● **Given exercise**
Reproduce all entries precisely as they are written.

● **Listed entries**

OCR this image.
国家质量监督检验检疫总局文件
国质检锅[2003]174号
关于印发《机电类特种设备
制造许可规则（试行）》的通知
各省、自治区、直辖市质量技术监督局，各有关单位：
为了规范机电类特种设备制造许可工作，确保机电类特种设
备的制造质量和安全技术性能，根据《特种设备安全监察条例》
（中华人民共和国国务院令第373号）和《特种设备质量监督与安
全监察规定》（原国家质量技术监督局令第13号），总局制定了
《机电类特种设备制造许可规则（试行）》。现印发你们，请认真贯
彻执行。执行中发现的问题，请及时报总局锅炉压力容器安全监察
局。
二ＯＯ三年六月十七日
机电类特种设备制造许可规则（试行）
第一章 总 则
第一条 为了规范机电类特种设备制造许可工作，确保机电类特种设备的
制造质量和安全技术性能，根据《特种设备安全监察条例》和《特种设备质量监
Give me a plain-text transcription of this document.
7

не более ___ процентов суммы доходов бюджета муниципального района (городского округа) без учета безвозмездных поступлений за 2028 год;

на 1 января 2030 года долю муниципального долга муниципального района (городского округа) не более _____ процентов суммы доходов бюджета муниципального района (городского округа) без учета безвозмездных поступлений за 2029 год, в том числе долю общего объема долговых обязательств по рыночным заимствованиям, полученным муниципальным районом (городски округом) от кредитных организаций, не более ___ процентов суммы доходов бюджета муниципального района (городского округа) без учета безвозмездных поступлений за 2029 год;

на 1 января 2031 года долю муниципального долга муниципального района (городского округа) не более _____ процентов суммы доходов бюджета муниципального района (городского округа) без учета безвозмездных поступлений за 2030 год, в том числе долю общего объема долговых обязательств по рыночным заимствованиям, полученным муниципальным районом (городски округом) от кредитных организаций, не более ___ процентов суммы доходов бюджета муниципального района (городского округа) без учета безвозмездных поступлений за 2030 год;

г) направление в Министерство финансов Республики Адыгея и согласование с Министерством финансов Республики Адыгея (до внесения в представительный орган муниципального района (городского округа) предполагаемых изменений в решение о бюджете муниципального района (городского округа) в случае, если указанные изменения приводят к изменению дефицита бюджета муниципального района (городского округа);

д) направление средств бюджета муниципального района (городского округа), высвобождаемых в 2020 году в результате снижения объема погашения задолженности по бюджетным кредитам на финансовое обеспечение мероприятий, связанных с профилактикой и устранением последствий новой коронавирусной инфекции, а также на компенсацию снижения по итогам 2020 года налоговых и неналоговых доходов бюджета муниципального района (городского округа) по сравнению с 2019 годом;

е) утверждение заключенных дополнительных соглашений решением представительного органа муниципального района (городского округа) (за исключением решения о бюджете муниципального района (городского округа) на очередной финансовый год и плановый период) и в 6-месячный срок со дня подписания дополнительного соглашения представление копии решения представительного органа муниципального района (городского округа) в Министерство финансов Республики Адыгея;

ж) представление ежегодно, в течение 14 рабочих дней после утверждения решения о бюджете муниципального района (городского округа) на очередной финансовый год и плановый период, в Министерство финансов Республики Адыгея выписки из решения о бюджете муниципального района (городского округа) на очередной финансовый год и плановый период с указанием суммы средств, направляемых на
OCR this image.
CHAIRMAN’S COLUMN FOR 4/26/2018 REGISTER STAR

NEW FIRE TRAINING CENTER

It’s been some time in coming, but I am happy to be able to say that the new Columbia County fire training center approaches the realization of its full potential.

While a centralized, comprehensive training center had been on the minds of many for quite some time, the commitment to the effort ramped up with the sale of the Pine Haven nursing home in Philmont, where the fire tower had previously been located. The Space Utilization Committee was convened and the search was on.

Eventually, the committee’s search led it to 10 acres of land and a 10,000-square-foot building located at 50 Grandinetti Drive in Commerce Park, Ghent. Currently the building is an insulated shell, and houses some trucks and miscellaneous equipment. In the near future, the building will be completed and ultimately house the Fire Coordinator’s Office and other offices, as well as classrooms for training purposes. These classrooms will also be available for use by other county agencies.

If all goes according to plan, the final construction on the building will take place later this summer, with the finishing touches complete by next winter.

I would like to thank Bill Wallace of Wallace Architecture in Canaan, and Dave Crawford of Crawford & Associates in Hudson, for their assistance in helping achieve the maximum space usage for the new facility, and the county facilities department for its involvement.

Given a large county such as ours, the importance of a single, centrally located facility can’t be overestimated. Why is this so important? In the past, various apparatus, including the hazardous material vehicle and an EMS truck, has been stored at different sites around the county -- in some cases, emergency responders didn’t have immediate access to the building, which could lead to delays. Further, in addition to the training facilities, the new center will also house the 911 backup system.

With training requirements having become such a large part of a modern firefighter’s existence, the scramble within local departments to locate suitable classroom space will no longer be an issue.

● **Exercise response**
OCR this image.
国家质量监督检验检疫总局文件
国质检锅[2003]174号
关于印发《机电类特种设备
制造许可规则（试行）》的通知
各省、自治区、直辖市质量技术监督局，各有关单位：
为了规范机电类特种设备制造许可工作，确保机电类特种设
备的制造质量和安全技术性能，根据《特种设备安全监察条例》
（中华人民共和国国务院令第373号）和《特种设备质量监督与安
全监察规定》（原国家质量技术监督局令第13号），总局制定了
《机电类特种设备制造许可规则（试行）》。现印发你们，请认真贯
彻执行。执行中发现的问题，请及时报总局锅炉压力容器安全监察
局。
二ＯＯ三年六月十七日
机电类特种设备制造许可规则（试行）
第一章 总 则
第一条 为了规范机电类特种设备制造许可工作，确保机电类特种设备的
制造质量和安全技术性能，根据《特种设备安全监察条例》和《特种设备质量监
Give me a plain-text transcription of this document.
7

не более ___ процентов суммы доходов бюджета муниципального района (городского округа) без учета безвозмездных поступлений за 2028 год;

на 1 января 2030 года долю муниципального долга муниципального района (городского округа) не более _____ процентов суммы доходов бюджета муниципального района (городского округа) без учета безвозмездных поступлений за 2029 год, в том числе долю общего объема долговых обязательств по рыночным заимствованиям, полученным муниципальным районом (городски округом) от кредитных организаций, не более ___ процентов суммы доходов бюджета муниципального района (городского округа) без учета безвозмездных поступлений за 2029 год;

на 1 января 2031 года долю муниципального долга муниципального района (городского округа) не более _____ процентов суммы доходов бюджета муниципального района (городского округа) без учета безвозмездных поступлений за 2030 год, в том числе долю общего объема долговых обязательств по рыночным заимствованиям, полученным муниципальным районом (городски округом) от кредитных организаций, не более ___ процентов суммы доходов бюджета муниципального района (городского округа) без учета безвозмездных поступлений за 2030 год;

г) направление в Министерство финансов Республики Адыгея и согласование с Министерством финансов Республики Адыгея (до внесения в представительный орган муниципального района (городского округа) предполагаемых изменений в решение о бюджете муниципального района (городского округа) в случае, если указанные изменения приводят к изменению дефицита бюджета муниципального района (городского округа);

д) направление средств бюджета муниципального района (городского округа), высвобождаемых в 2020 году в результате снижения объема погашения задолженности по бюджетным кредитам на финансовое обеспечение мероприятий, связанных с профилактикой и устранением последствий новой коронавирусной инфекции, а также на компенсацию снижения по итогам 2020 года налоговых и неналоговых доходов бюджета муниципального района (городского округа) по сравнению с 2019 годом;

е) утверждение заключенных дополнительных соглашений решением представительного органа муниципального района (городского округа) (за исключением решения о бюджете муниципального района (городского округа) на очередной финансовый год и плановый период) и в 6-месячный срок со дня подписания дополнительного соглашения представление копии решения представительного органа муниципального района (городского округа) в Министерство финансов Республики Адыгея;

ж) представление ежегодно, в течение 14 рабочих дней после утверждения решения о бюджете муниципального района (городского округа) на очередной финансовый год и плановый период, в Министерство финансов Республики Адыгея выписки из решения о бюджете муниципального района (городского округа) на очередной финансовый год и плановый период с указанием суммы средств, направляемых на
OCR this image.
CHAIRMAN’S COLUMN FOR 4/26/2018 REGISTER STAR

NEW FIRE TRAINING CENTER

It’s been some time in coming, but I am happy to be able to say that the new Columbia County fire training center approaches the realization of its full potential.

While a centralized, comprehensive training center had been on the minds of many for quite some time, the commitment to the effort ramped up with the sale of the Pine Haven nursing home in Philmont, where the fire tower had previously been located. The Space Utilization Committee was convened and the search was on.

Eventually, the committee’s search led it to 10 acres of land and a 10,000-square-foot building located at 50 Grandinetti Drive in Commerce Park, Ghent. Currently the building is an insulated shell, and houses some trucks and miscellaneous equipment. In the near future, the building will be completed and ultimately house the Fire Coordinator’s Office and other offices, as well as classrooms for training purposes. These classrooms will also be available for use by other county agencies.

If all goes according to plan, the final construction on the building will take place later this summer, with the finishing touches complete by next winter.

I would like to thank Bill Wallace of Wallace Architecture in Canaan, and Dave Crawford of Crawford & Associates in Hudson, for their assistance in helping achieve the maximum space usage for the new facility, and the county facilities department for its involvement.

Given a large county such as ours, the importance of a single, centrally located facility can’t be overestimated. Why is this so important? In the past, various apparatus, including the hazardous material vehicle and an EMS truck, has been stored at different sites around the county -- in some cases, emergency responders didn’t have immediate access to the building, which could lead to delays. Further, in addition to the training facilities, the new center will also house the 911 backup system.

With training requirements having become such a large part of a modern firefighter’s existence, the scramble within local departments to locate suitable classroom space will no longer be an issue.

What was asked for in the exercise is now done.